-- SHORT TASK --
Copy every line of the entries that includes the word "Extinction".

--------

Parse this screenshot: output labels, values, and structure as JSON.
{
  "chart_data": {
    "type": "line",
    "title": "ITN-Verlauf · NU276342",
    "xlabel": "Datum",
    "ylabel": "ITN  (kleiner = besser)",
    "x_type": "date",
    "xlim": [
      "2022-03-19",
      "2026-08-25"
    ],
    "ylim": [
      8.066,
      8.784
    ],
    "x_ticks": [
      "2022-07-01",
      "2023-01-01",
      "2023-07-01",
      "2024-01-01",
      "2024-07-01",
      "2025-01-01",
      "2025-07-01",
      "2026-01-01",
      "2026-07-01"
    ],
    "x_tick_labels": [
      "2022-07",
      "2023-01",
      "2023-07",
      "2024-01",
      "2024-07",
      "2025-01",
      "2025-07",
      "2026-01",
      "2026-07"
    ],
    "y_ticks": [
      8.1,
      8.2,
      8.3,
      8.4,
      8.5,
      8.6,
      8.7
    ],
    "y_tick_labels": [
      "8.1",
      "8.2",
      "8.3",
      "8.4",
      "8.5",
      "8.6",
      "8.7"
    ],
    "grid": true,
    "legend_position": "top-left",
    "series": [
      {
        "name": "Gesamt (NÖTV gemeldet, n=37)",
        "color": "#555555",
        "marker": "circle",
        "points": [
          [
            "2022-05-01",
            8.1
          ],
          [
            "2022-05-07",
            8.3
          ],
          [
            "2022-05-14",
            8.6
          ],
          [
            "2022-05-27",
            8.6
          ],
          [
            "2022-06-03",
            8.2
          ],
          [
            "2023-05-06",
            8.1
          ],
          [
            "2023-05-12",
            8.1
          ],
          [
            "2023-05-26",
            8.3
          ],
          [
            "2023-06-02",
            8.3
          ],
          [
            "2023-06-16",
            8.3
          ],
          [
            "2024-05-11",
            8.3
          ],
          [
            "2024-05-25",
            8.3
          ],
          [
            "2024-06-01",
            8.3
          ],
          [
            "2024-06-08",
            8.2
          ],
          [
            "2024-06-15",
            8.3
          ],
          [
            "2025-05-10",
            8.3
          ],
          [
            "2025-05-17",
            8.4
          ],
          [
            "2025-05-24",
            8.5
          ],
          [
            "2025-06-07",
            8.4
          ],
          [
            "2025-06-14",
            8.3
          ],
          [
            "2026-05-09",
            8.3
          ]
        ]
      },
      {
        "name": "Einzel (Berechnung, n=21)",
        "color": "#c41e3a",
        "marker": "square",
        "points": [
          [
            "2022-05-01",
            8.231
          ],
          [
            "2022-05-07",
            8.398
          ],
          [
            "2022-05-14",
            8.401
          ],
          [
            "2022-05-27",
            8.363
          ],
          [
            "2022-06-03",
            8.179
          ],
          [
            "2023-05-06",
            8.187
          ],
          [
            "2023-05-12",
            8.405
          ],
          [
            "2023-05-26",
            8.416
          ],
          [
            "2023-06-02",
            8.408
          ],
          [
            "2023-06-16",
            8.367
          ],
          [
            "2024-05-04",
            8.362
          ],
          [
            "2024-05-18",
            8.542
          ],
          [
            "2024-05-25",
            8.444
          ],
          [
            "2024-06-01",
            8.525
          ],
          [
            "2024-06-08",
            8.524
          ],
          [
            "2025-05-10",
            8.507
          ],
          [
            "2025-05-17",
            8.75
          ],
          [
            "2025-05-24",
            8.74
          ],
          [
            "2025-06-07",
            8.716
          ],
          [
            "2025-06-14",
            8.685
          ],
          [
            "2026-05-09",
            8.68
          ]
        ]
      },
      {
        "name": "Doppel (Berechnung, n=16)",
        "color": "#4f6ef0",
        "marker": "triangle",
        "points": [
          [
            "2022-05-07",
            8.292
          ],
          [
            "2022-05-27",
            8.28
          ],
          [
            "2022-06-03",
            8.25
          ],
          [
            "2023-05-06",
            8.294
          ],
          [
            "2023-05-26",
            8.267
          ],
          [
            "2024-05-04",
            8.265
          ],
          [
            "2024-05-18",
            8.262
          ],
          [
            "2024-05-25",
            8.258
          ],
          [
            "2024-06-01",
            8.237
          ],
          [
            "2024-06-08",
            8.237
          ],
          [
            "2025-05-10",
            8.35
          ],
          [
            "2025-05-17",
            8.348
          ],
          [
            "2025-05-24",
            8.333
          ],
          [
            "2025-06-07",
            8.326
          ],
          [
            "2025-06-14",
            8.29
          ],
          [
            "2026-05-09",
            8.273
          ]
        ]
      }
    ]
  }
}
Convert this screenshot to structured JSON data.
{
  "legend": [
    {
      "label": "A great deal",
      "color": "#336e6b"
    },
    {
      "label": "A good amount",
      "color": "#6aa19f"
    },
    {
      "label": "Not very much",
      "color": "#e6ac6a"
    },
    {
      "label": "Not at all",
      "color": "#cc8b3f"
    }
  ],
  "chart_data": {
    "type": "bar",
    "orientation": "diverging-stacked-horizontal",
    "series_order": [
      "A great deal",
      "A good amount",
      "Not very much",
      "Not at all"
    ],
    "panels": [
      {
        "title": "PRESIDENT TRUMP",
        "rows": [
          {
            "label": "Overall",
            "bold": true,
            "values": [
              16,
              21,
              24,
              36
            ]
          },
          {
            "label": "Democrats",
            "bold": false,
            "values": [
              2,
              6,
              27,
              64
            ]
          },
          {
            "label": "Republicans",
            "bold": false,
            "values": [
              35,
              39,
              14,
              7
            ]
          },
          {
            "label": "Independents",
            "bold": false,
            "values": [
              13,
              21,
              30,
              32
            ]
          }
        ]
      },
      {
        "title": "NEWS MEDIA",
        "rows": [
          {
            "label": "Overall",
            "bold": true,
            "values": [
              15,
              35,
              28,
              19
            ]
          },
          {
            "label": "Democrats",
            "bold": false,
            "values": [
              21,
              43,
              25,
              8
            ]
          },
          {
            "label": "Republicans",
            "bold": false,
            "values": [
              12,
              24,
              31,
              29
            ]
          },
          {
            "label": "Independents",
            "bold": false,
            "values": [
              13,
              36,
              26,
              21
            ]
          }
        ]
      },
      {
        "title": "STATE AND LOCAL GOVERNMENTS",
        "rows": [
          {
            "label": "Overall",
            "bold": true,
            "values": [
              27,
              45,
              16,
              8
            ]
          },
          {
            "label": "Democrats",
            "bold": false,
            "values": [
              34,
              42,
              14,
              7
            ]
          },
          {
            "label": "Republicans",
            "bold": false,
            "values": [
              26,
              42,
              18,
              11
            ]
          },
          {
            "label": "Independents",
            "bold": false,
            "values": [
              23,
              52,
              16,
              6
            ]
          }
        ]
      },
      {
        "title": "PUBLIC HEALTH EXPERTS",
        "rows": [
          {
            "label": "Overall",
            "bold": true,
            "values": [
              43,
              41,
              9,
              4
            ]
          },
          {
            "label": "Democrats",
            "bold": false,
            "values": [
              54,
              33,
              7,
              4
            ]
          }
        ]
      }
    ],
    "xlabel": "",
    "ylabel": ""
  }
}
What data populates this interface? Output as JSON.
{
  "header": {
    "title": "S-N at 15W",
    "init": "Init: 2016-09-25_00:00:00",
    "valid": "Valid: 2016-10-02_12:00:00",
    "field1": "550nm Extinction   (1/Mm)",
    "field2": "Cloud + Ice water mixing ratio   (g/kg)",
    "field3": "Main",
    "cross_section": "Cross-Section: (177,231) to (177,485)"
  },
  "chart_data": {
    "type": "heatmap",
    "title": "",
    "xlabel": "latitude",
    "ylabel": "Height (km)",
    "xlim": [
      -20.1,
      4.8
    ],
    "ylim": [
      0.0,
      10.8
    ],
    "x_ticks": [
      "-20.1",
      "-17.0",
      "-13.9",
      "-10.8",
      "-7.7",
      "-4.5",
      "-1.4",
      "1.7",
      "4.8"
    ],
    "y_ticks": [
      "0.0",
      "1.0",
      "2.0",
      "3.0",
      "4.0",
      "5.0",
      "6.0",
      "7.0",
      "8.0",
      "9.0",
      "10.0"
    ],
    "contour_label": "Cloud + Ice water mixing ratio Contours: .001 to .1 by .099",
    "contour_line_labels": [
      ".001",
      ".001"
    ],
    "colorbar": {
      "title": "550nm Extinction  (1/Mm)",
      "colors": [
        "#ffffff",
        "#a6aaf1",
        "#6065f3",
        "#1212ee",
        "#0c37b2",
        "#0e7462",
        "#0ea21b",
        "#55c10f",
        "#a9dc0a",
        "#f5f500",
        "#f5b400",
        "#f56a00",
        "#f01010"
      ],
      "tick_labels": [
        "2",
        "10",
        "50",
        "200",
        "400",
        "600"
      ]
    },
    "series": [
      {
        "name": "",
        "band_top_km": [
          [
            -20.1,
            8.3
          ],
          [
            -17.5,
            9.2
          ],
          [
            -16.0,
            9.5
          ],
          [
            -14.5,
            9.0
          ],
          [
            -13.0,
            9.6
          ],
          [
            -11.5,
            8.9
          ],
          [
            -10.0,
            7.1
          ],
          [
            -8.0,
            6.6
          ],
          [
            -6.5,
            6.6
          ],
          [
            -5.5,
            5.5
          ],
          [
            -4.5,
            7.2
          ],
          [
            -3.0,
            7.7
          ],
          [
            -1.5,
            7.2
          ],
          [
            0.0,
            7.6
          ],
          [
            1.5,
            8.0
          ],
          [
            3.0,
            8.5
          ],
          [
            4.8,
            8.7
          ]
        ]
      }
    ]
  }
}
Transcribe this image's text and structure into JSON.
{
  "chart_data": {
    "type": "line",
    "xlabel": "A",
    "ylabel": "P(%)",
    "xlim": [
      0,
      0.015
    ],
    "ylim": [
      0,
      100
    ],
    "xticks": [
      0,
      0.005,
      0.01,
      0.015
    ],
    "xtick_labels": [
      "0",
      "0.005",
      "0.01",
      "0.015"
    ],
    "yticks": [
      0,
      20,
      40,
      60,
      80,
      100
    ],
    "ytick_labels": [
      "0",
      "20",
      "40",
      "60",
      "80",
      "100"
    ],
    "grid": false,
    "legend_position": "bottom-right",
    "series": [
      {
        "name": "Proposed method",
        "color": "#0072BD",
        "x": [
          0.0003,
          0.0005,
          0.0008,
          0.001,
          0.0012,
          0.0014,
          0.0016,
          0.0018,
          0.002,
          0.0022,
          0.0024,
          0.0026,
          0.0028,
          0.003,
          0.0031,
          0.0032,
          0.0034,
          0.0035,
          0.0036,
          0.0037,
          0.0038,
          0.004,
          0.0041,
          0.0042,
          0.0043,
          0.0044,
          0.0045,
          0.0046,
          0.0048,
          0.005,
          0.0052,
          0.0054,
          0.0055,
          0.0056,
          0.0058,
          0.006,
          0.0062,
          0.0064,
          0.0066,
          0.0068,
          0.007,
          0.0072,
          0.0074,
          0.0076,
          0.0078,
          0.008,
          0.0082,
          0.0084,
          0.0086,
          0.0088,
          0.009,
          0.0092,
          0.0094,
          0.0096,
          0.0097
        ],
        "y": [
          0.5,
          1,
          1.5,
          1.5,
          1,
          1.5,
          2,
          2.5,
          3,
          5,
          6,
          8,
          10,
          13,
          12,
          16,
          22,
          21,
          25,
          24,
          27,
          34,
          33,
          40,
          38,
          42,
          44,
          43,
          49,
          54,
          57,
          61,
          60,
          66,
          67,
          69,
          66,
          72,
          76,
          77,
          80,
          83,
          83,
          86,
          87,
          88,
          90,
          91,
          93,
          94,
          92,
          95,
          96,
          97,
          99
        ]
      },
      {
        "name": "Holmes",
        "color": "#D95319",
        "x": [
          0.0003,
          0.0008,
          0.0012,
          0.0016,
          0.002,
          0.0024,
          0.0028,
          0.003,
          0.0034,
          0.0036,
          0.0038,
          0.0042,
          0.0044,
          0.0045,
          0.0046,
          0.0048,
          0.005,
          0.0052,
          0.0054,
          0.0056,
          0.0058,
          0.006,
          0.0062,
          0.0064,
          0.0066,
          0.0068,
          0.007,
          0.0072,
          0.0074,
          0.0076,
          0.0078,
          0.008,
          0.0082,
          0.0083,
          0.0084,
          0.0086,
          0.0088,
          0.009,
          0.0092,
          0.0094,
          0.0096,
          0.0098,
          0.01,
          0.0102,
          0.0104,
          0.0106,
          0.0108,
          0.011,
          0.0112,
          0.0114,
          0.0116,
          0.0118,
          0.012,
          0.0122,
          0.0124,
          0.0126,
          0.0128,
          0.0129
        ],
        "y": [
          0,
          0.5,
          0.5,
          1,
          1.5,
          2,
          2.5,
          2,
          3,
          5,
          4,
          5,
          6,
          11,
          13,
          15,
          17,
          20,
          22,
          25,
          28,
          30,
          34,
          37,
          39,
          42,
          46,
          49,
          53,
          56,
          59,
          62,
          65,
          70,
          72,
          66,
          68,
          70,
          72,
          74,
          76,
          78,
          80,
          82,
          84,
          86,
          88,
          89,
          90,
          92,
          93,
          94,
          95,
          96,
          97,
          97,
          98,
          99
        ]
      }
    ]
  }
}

--------

-- THE ANSWER --
    "field1": "550nm Extinction   (1/Mm)",
      "title": "550nm Extinction  (1/Mm)",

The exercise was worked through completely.